**WHAT THE TASK ASKS**: Where the data below has the string "Business", return the whole line.

(Data excerpts)
※ ※ ※

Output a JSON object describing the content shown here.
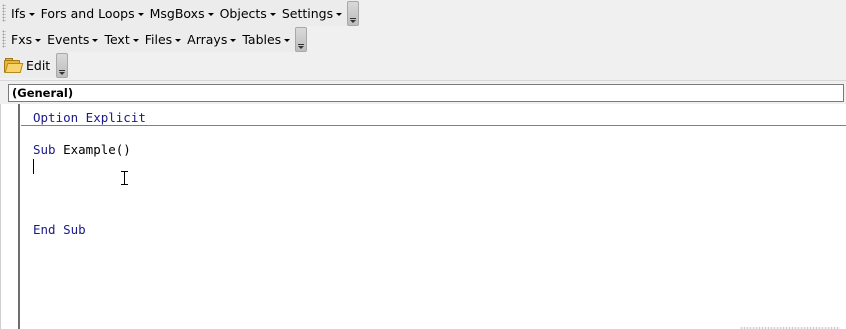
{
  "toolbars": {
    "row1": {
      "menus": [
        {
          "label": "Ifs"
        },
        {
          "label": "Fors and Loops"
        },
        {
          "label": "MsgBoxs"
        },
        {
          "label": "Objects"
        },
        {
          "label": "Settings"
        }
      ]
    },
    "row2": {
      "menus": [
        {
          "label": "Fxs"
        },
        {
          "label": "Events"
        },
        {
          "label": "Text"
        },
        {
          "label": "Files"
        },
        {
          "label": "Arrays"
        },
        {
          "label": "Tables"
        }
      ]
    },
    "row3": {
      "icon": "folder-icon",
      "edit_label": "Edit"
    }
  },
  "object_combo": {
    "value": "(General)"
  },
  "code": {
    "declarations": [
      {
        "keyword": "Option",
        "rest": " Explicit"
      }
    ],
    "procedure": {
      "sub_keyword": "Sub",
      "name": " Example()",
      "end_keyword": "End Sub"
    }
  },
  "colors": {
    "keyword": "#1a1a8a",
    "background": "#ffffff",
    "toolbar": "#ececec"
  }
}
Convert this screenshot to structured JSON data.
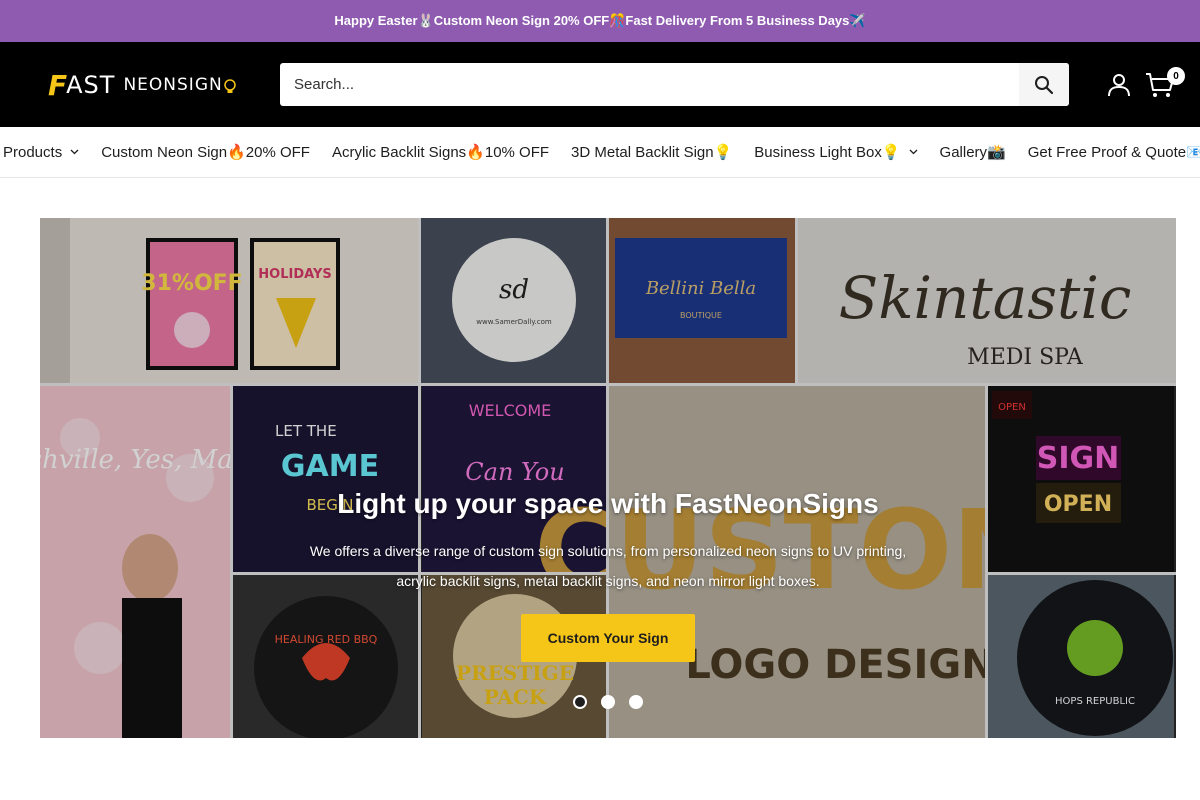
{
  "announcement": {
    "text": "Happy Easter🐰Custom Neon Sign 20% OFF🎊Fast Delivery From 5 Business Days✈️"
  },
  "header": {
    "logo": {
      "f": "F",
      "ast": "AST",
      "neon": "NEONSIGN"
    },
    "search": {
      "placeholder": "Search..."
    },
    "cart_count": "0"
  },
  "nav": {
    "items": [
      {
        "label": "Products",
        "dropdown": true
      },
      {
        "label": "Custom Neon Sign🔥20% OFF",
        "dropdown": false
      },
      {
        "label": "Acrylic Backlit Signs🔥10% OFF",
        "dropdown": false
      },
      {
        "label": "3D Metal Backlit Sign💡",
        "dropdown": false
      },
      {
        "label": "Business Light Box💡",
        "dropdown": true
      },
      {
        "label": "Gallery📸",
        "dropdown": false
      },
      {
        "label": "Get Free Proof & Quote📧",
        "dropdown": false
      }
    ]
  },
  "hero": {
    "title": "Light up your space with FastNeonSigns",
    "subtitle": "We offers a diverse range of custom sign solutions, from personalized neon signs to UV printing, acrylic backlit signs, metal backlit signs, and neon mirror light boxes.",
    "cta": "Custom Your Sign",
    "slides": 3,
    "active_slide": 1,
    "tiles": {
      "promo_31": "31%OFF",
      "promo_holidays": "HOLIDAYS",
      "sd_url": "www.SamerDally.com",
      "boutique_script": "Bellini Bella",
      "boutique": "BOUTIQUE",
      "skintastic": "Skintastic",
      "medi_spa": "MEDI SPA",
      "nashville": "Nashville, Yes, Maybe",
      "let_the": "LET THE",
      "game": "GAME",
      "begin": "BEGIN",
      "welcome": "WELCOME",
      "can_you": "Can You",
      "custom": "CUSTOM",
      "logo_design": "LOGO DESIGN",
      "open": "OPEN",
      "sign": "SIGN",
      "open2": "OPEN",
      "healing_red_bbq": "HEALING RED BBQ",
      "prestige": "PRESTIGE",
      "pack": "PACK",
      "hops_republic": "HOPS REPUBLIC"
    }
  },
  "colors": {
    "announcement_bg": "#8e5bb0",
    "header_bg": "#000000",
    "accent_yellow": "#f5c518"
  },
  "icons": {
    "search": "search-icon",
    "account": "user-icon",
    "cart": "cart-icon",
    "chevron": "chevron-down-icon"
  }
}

※ ※ ※

**EXPECTED OUTPUT**:
    "text": "Happy Easter🐰Custom Neon Sign 20% OFF🎊Fast Delivery From 5 Business Days✈️"
        "label": "Business Light Box💡",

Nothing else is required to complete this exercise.